→ Description of the task:
Extract each line where the string "shell" shows up.

[Start of Task inputs]

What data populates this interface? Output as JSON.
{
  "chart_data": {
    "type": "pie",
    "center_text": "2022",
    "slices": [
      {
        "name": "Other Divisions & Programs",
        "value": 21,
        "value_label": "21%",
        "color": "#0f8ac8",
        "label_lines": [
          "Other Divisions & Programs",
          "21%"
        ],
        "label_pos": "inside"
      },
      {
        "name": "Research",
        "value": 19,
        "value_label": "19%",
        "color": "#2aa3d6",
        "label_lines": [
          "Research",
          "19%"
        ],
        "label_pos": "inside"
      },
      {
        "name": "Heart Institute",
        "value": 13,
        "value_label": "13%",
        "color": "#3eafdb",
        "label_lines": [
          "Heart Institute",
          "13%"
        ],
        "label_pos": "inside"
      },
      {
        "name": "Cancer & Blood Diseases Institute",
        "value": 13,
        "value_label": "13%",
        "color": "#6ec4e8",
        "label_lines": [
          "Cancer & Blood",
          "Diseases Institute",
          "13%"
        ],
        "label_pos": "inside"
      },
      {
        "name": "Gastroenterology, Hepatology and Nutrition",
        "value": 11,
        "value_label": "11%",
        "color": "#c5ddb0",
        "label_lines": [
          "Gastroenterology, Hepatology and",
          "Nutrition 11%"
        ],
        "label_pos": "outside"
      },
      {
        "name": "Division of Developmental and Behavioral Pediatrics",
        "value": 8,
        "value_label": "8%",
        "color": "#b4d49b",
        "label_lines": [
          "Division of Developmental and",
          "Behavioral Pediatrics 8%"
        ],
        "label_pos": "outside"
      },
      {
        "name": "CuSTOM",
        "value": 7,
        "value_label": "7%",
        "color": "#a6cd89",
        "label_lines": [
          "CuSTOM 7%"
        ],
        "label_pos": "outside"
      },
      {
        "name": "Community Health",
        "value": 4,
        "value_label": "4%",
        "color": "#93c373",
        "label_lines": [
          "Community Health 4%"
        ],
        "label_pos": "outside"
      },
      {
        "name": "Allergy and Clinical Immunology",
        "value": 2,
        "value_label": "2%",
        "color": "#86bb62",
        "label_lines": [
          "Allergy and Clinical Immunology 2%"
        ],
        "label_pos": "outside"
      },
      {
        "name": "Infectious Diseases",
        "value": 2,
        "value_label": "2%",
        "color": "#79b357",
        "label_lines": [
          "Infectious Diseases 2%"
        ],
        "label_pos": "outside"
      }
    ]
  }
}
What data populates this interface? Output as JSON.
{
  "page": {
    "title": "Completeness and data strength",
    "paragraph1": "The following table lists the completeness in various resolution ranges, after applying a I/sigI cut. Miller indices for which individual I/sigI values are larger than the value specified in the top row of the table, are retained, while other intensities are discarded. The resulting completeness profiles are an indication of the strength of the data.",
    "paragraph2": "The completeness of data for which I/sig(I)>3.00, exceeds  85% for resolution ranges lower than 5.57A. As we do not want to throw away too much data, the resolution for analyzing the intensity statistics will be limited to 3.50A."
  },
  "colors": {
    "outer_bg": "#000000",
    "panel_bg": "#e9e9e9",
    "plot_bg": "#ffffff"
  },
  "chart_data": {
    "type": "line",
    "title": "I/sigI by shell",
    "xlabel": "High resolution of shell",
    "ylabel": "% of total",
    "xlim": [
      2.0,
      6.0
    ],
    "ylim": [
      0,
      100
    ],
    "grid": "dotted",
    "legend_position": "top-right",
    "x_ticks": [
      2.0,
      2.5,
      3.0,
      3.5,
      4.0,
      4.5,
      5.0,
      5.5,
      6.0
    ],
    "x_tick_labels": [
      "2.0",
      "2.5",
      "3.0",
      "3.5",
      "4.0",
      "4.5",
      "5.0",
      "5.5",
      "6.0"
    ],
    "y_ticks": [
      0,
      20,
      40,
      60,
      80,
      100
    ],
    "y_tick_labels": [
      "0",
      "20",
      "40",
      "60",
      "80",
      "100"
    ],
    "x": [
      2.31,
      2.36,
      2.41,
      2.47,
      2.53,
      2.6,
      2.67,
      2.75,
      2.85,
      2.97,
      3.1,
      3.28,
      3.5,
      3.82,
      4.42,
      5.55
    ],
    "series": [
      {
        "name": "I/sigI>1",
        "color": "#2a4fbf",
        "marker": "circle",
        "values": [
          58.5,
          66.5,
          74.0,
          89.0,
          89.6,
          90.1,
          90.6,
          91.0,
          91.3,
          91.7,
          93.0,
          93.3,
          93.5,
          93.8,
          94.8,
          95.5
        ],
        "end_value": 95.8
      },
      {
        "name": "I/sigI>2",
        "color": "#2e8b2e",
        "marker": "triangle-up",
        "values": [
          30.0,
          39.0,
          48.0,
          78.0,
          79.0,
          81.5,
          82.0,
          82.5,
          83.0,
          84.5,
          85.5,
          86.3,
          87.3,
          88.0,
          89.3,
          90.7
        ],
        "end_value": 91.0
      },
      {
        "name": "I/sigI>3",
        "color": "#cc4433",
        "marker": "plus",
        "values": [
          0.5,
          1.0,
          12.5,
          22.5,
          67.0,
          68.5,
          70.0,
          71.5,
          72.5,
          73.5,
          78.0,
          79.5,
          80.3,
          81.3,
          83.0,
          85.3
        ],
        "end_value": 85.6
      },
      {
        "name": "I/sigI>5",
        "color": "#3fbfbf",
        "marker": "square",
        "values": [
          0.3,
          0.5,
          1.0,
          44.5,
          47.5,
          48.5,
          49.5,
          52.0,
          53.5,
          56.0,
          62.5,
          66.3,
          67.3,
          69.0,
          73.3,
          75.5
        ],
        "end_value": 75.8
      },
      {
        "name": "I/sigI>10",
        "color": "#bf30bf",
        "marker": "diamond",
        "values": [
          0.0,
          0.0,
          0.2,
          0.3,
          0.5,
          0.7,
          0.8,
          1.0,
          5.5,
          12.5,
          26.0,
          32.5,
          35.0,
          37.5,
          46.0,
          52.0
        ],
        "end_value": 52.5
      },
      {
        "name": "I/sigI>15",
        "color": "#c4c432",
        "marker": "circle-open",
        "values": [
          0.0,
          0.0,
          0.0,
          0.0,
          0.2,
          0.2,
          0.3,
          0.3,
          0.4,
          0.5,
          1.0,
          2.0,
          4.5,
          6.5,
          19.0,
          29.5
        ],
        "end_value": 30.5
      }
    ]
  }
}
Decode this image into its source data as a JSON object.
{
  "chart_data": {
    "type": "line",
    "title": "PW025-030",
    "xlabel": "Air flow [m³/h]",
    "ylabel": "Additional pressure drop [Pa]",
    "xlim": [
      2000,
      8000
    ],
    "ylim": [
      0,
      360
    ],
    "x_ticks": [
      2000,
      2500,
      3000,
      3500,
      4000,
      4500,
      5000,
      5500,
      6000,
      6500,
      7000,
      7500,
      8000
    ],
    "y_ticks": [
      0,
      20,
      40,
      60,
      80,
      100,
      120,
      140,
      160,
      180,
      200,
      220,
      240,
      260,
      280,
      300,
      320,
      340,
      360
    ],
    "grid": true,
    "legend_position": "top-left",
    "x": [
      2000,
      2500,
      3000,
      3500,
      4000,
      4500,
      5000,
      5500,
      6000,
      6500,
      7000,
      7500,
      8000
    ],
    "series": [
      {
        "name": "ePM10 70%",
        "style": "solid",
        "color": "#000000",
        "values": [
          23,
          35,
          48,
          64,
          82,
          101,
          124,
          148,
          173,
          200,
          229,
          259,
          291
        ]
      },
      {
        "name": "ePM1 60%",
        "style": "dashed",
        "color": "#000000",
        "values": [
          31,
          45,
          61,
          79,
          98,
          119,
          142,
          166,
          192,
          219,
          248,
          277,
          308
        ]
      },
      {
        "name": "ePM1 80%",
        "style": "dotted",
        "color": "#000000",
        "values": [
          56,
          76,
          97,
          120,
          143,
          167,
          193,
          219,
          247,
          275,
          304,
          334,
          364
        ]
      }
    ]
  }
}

[End of Task inputs]

→ Result of the exercise:
    "title": "I/sigI by shell",
    "xlabel": "High resolution of shell",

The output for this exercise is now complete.